Figure data in JSON:
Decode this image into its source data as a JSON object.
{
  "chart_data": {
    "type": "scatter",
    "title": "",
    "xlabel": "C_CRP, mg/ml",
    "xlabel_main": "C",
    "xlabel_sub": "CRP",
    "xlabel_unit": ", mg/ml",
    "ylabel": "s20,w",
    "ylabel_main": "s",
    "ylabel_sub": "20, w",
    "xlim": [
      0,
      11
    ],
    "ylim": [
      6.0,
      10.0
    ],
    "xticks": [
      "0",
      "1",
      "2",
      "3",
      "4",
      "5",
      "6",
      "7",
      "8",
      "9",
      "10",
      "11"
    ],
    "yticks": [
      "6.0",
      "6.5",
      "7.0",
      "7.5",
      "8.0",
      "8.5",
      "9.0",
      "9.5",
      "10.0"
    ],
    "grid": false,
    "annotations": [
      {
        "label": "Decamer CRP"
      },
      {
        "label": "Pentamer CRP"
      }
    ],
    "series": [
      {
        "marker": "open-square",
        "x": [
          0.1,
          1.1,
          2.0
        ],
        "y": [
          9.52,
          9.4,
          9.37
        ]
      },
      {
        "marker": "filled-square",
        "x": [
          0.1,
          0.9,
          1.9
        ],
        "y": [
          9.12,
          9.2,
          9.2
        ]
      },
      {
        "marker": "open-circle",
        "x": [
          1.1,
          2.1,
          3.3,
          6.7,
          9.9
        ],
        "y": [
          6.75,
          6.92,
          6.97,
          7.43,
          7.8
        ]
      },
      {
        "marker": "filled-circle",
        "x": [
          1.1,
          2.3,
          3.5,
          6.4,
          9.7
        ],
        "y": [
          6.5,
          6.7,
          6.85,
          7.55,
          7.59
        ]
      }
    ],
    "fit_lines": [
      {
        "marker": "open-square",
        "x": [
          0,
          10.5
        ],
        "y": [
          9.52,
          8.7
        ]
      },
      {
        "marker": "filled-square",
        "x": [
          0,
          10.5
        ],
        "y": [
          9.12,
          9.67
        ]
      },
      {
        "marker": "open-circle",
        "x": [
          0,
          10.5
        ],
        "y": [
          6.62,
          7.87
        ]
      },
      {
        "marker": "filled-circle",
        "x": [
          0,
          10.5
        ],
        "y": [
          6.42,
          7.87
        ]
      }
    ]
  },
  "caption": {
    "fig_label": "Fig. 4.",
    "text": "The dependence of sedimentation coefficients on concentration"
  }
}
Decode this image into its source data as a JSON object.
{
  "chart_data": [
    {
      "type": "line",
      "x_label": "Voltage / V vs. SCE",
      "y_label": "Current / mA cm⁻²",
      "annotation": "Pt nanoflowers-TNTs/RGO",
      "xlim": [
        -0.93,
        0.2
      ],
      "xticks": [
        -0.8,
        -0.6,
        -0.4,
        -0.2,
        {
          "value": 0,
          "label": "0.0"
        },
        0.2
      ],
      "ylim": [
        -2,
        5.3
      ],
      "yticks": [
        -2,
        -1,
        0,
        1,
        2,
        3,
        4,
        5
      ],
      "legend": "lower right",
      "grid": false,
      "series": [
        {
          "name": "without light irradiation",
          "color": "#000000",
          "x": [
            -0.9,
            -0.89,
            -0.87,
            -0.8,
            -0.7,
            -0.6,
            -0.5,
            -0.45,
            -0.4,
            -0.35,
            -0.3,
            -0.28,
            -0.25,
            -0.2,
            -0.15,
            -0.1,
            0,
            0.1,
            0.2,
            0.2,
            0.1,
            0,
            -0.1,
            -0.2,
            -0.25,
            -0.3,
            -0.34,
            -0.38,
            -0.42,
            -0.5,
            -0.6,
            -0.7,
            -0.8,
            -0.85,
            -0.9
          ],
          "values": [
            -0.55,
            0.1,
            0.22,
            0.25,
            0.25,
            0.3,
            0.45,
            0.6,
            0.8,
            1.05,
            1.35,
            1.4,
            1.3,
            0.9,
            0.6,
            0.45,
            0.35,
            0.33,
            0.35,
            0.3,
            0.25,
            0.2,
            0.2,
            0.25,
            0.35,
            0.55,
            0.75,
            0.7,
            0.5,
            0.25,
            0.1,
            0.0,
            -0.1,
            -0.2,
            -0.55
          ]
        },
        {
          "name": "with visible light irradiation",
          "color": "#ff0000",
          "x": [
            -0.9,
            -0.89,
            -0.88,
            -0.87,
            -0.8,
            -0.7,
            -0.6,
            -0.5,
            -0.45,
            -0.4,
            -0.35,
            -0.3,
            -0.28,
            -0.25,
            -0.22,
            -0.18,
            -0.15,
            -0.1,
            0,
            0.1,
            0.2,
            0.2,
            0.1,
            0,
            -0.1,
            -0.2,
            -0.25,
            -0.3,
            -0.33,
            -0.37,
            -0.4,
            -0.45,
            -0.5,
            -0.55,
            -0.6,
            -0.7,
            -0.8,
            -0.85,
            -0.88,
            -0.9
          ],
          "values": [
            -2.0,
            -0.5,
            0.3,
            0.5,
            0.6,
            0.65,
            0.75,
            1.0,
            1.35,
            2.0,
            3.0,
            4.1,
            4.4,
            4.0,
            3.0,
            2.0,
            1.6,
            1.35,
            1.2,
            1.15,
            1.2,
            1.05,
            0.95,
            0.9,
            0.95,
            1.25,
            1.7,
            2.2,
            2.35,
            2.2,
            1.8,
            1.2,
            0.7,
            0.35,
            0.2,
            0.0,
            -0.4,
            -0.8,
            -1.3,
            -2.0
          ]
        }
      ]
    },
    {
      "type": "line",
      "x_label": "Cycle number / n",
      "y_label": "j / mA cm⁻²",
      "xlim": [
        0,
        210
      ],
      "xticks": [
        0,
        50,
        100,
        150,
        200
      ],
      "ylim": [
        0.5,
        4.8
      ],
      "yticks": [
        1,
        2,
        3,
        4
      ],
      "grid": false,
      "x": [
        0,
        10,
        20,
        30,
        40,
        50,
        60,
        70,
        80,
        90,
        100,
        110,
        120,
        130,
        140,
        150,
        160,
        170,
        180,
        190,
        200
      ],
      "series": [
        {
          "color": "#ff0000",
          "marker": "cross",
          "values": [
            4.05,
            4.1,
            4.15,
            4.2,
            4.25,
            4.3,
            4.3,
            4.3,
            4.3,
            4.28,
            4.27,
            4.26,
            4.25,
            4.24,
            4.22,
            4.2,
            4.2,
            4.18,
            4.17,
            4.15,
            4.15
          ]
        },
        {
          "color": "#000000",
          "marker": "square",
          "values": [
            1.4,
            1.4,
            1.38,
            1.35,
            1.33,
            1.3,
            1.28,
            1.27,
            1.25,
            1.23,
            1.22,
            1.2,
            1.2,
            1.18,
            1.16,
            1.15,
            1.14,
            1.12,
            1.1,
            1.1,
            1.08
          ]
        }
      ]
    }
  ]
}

- **THE REQUEST**:
From the data above, copy out every line with the string "irradiation" in it.

- **FINAL RESULT**:
          "name": "without light irradiation",
          "name": "with visible light irradiation",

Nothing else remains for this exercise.